# SET EXERCISE
Every entry below must be repeated exactly; skip the pictures.

Extracted data entries:
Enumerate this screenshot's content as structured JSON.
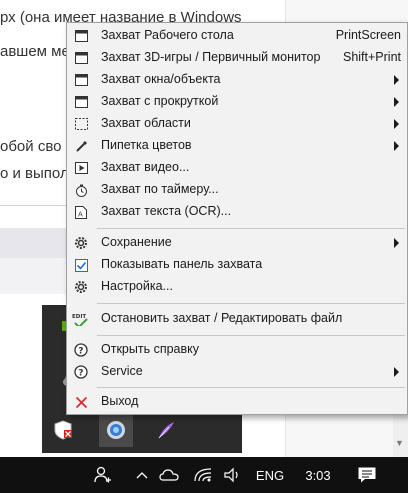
{
  "background": {
    "lines": [
      "рх (она имеет название в Windows",
      "авшем ме",
      "обой сво",
      "о и выпол"
    ]
  },
  "menu": {
    "items": [
      {
        "label": "Захват Рабочего стола",
        "shortcut": "PrintScreen",
        "icon": "window-icon"
      },
      {
        "label": "Захват 3D-игры / Первичный монитор",
        "shortcut": "Shift+Print",
        "icon": "window-icon"
      },
      {
        "label": "Захват окна/объекта",
        "icon": "window-icon"
      },
      {
        "label": "Захват с прокруткой",
        "icon": "window-icon"
      },
      {
        "label": "Захват области",
        "icon": "dashed-region-icon"
      },
      {
        "label": "Пипетка цветов",
        "icon": "eyedropper-icon"
      },
      {
        "label": "Захват видео...",
        "icon": "video-icon"
      },
      {
        "label": "Захват по таймеру...",
        "icon": "timer-icon"
      },
      {
        "label": "Захват текста (OCR)...",
        "icon": "text-document-icon"
      },
      {
        "label": "Сохранение",
        "icon": "gear-icon"
      },
      {
        "label": "Показывать панель захвата",
        "icon": "checkbox-checked-icon"
      },
      {
        "label": "Настройка...",
        "icon": "gear-icon"
      },
      {
        "label": "Остановить захват / Редактировать файл",
        "icon_text": "EDIT",
        "icon": "edit-check-icon"
      },
      {
        "label": "Открыть справку",
        "icon": "help-icon"
      },
      {
        "label": "Service",
        "icon": "help-icon"
      },
      {
        "label": "Выход",
        "icon": "close-icon"
      }
    ]
  },
  "taskbar": {
    "language": "ENG",
    "time": "3:03"
  },
  "colors": {
    "menu_bg": "#f2f2f2",
    "accent": "#1a6fd0",
    "exit_red": "#d23030",
    "check_green": "#3aa13a",
    "taskbar_bg": "#101010"
  }
}
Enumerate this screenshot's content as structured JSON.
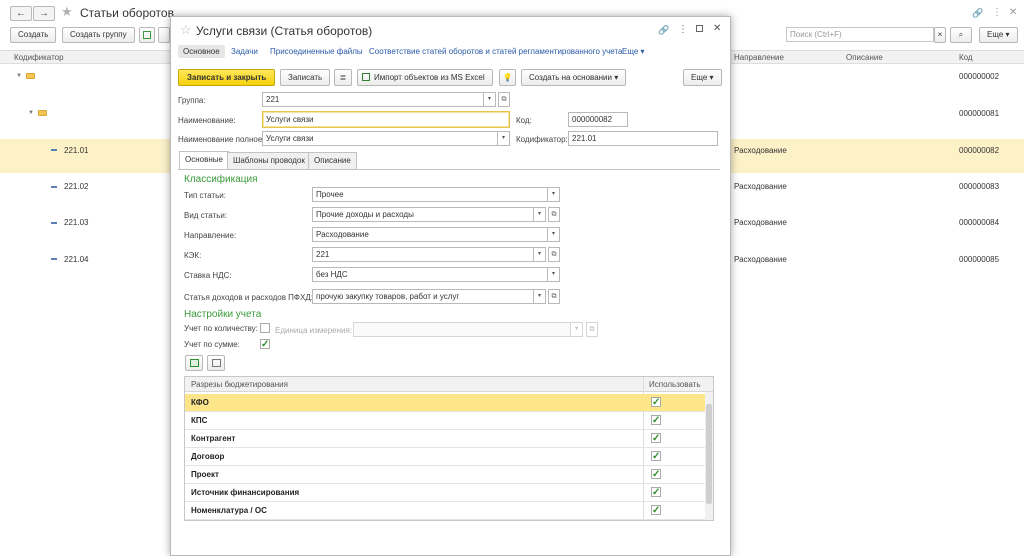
{
  "background": {
    "title": "Статьи оборотов",
    "toolbar": {
      "create_label": "Создать",
      "create_group_label": "Создать группу",
      "more_label": "Еще"
    },
    "search": {
      "placeholder": "Поиск (Ctrl+F)"
    },
    "columns": {
      "codifier": "Кодификатор",
      "direction": "Направление",
      "description": "Описание",
      "code": "Код"
    },
    "rows": [
      {
        "type": "group",
        "name": "",
        "direction": "",
        "code": "000000002"
      },
      {
        "type": "group",
        "name": "",
        "direction": "",
        "code": "000000081"
      },
      {
        "type": "item",
        "name": "221.01",
        "direction": "Расходование",
        "code": "000000082"
      },
      {
        "type": "item",
        "name": "221.02",
        "direction": "Расходование",
        "code": "000000083"
      },
      {
        "type": "item",
        "name": "221.03",
        "direction": "Расходование",
        "code": "000000084"
      },
      {
        "type": "item",
        "name": "221.04",
        "direction": "Расходование",
        "code": "000000085"
      }
    ]
  },
  "modal": {
    "title": "Услуги связи (Статья оборотов)",
    "tabs": [
      "Основное",
      "Задачи",
      "Присоединенные файлы",
      "Соответствие статей оборотов и статей регламентированного учета",
      "Еще"
    ],
    "toolbar": {
      "save_close": "Записать и закрыть",
      "save": "Записать",
      "import": "Импорт объектов из MS Excel",
      "create_based": "Создать на основании",
      "more": "Еще"
    },
    "fields": {
      "group_label": "Группа:",
      "group_value": "221",
      "name_label": "Наименование:",
      "name_value": "Услуги связи",
      "code_label": "Код:",
      "code_value": "000000082",
      "fullname_label": "Наименование полное:",
      "fullname_value": "Услуги связи",
      "codifier_label": "Кодификатор:",
      "codifier_value": "221.01"
    },
    "inner_tabs": [
      "Основные",
      "Шаблоны проводок",
      "Описание"
    ],
    "classification": {
      "title": "Классификация",
      "type_label": "Тип статьи:",
      "type_value": "Прочее",
      "kind_label": "Вид статьи:",
      "kind_value": "Прочие доходы и расходы",
      "direction_label": "Направление:",
      "direction_value": "Расходование",
      "kek_label": "КЭК:",
      "kek_value": "221",
      "vat_label": "Ставка НДС:",
      "vat_value": "без НДС",
      "pfhd_label": "Статья доходов и расходов ПФХД:",
      "pfhd_value": "прочую закупку товаров, работ и услуг"
    },
    "accounting": {
      "title": "Настройки учета",
      "by_qty_label": "Учет по количеству:",
      "by_qty_checked": false,
      "unit_label": "Единица измерения:",
      "by_sum_label": "Учет по сумме:",
      "by_sum_checked": true
    },
    "grid": {
      "col_name": "Разрезы бюджетирования",
      "col_use": "Использовать",
      "rows": [
        {
          "name": "КФО",
          "use": true
        },
        {
          "name": "КПС",
          "use": true
        },
        {
          "name": "Контрагент",
          "use": true
        },
        {
          "name": "Договор",
          "use": true
        },
        {
          "name": "Проект",
          "use": true
        },
        {
          "name": "Источник финансирования",
          "use": true
        },
        {
          "name": "Номенклатура / ОС",
          "use": true
        }
      ]
    }
  }
}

# RESPONSE
Enumerate this screenshot's content as structured JSON.
{
  "background": {
    "lines": [
      "рх (она имеет название в Windows",
      "авшем ме",
      "обой сво",
      "о и выпол"
    ]
  },
  "menu": {
    "items": [
      {
        "label": "Захват Рабочего стола",
        "shortcut": "PrintScreen",
        "icon": "window-icon"
      },
      {
        "label": "Захват 3D-игры / Первичный монитор",
        "shortcut": "Shift+Print",
        "icon": "window-icon"
      },
      {
        "label": "Захват окна/объекта",
        "icon": "window-icon"
      },
      {
        "label": "Захват с прокруткой",
        "icon": "window-icon"
      },
      {
        "label": "Захват области",
        "icon": "dashed-region-icon"
      },
      {
        "label": "Пипетка цветов",
        "icon": "eyedropper-icon"
      },
      {
        "label": "Захват видео...",
        "icon": "video-icon"
      },
      {
        "label": "Захват по таймеру...",
        "icon": "timer-icon"
      },
      {
        "label": "Захват текста (OCR)...",
        "icon": "text-document-icon"
      },
      {
        "label": "Сохранение",
        "icon": "gear-icon"
      },
      {
        "label": "Показывать панель захвата",
        "icon": "checkbox-checked-icon"
      },
      {
        "label": "Настройка...",
        "icon": "gear-icon"
      },
      {
        "label": "Остановить захват / Редактировать файл",
        "icon_text": "EDIT",
        "icon": "edit-check-icon"
      },
      {
        "label": "Открыть справку",
        "icon": "help-icon"
      },
      {
        "label": "Service",
        "icon": "help-icon"
      },
      {
        "label": "Выход",
        "icon": "close-icon"
      }
    ]
  },
  "taskbar": {
    "language": "ENG",
    "time": "3:03"
  },
  "colors": {
    "menu_bg": "#f2f2f2",
    "accent": "#1a6fd0",
    "exit_red": "#d23030",
    "check_green": "#3aa13a",
    "taskbar_bg": "#101010"
  }
}
Enumerate this screenshot's content as structured JSON.
{
  "background": {
    "title": "Статьи оборотов",
    "toolbar": {
      "create_label": "Создать",
      "create_group_label": "Создать группу",
      "more_label": "Еще"
    },
    "search": {
      "placeholder": "Поиск (Ctrl+F)"
    },
    "columns": {
      "codifier": "Кодификатор",
      "direction": "Направление",
      "description": "Описание",
      "code": "Код"
    },
    "rows": [
      {
        "type": "group",
        "name": "",
        "direction": "",
        "code": "000000002"
      },
      {
        "type": "group",
        "name": "",
        "direction": "",
        "code": "000000081"
      },
      {
        "type": "item",
        "name": "221.01",
        "direction": "Расходование",
        "code": "000000082"
      },
      {
        "type": "item",
        "name": "221.02",
        "direction": "Расходование",
        "code": "000000083"
      },
      {
        "type": "item",
        "name": "221.03",
        "direction": "Расходование",
        "code": "000000084"
      },
      {
        "type": "item",
        "name": "221.04",
        "direction": "Расходование",
        "code": "000000085"
      }
    ]
  },
  "modal": {
    "title": "Услуги связи (Статья оборотов)",
    "tabs": [
      "Основное",
      "Задачи",
      "Присоединенные файлы",
      "Соответствие статей оборотов и статей регламентированного учета",
      "Еще"
    ],
    "toolbar": {
      "save_close": "Записать и закрыть",
      "save": "Записать",
      "import": "Импорт объектов из MS Excel",
      "create_based": "Создать на основании",
      "more": "Еще"
    },
    "fields": {
      "group_label": "Группа:",
      "group_value": "221",
      "name_label": "Наименование:",
      "name_value": "Услуги связи",
      "code_label": "Код:",
      "code_value": "000000082",
      "fullname_label": "Наименование полное:",
      "fullname_value": "Услуги связи",
      "codifier_label": "Кодификатор:",
      "codifier_value": "221.01"
    },
    "inner_tabs": [
      "Основные",
      "Шаблоны проводок",
      "Описание"
    ],
    "classification": {
      "title": "Классификация",
      "type_label": "Тип статьи:",
      "type_value": "Прочее",
      "kind_label": "Вид статьи:",
      "kind_value": "Прочие доходы и расходы",
      "direction_label": "Направление:",
      "direction_value": "Расходование",
      "kek_label": "КЭК:",
      "kek_value": "221",
      "vat_label": "Ставка НДС:",
      "vat_value": "без НДС",
      "pfhd_label": "Статья доходов и расходов ПФХД:",
      "pfhd_value": "прочую закупку товаров, работ и услуг"
    },
    "accounting": {
      "title": "Настройки учета",
      "by_qty_label": "Учет по количеству:",
      "by_qty_checked": false,
      "unit_label": "Единица измерения:",
      "by_sum_label": "Учет по сумме:",
      "by_sum_checked": true
    },
    "grid": {
      "col_name": "Разрезы бюджетирования",
      "col_use": "Использовать",
      "rows": [
        {
          "name": "КФО",
          "use": true
        },
        {
          "name": "КПС",
          "use": true
        },
        {
          "name": "Контрагент",
          "use": true
        },
        {
          "name": "Договор",
          "use": true
        },
        {
          "name": "Проект",
          "use": true
        },
        {
          "name": "Источник финансирования",
          "use": true
        },
        {
          "name": "Номенклатура / ОС",
          "use": true
        }
      ]
    }
  }
}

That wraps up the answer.